**OBJECTIVE**
Count the lines below that contain the word "chính" and give only that number.
┄┄┄┄┄┄
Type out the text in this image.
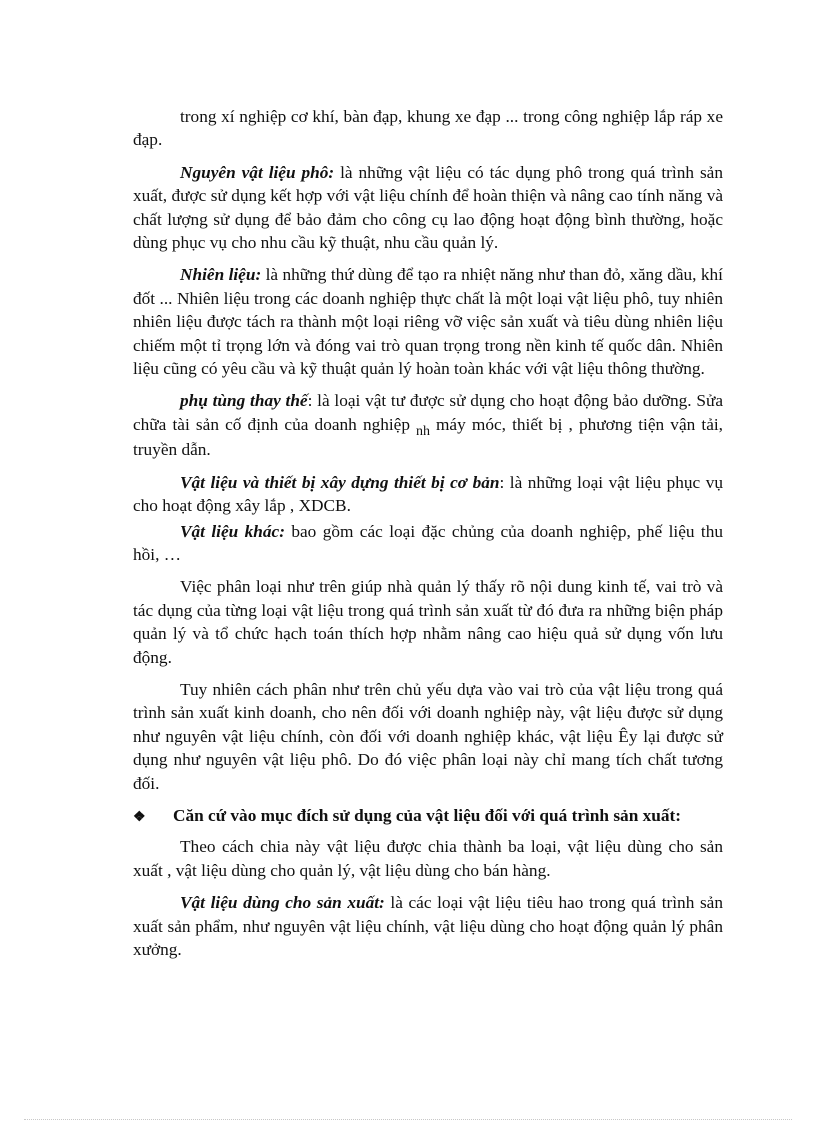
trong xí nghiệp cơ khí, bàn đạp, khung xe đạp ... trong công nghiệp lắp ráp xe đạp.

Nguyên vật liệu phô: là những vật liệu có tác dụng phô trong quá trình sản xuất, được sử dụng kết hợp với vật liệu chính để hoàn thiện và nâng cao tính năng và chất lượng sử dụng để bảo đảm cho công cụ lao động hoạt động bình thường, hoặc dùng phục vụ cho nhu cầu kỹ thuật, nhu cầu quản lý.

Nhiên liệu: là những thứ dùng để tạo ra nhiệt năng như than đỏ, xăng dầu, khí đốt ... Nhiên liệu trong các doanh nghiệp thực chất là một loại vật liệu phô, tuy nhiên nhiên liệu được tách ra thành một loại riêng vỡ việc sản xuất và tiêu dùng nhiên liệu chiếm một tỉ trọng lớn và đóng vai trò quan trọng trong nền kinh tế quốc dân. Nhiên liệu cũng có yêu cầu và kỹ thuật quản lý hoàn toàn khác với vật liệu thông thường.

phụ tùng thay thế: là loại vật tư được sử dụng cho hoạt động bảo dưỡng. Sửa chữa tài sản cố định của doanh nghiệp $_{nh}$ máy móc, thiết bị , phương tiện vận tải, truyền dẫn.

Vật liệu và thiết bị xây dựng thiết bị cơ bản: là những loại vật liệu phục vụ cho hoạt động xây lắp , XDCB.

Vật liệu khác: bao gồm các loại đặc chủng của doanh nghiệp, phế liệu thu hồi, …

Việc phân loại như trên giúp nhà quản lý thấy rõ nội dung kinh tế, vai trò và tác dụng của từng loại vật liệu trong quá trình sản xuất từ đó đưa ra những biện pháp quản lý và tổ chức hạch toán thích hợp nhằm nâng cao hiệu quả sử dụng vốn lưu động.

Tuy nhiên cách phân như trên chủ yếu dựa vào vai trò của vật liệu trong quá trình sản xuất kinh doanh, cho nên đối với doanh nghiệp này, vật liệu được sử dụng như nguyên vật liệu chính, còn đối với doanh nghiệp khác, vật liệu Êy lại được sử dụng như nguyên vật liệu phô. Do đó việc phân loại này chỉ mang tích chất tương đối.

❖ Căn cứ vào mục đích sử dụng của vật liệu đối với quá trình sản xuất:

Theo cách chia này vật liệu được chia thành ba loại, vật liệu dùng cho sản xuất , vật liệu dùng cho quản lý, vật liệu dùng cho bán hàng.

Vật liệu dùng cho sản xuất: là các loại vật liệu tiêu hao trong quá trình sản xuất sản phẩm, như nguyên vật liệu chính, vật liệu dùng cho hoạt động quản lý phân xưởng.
┄┄┄┄┄┄
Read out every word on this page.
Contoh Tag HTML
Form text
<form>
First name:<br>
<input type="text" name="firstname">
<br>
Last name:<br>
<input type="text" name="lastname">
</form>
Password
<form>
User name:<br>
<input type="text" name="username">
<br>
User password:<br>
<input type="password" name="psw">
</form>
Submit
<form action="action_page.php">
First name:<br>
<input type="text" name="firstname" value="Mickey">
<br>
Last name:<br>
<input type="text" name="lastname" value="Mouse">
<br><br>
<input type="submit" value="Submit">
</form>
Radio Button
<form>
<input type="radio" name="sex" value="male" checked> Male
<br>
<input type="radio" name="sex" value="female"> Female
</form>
┄┄┄┄┄┄
**CORRECT ANSWER**
3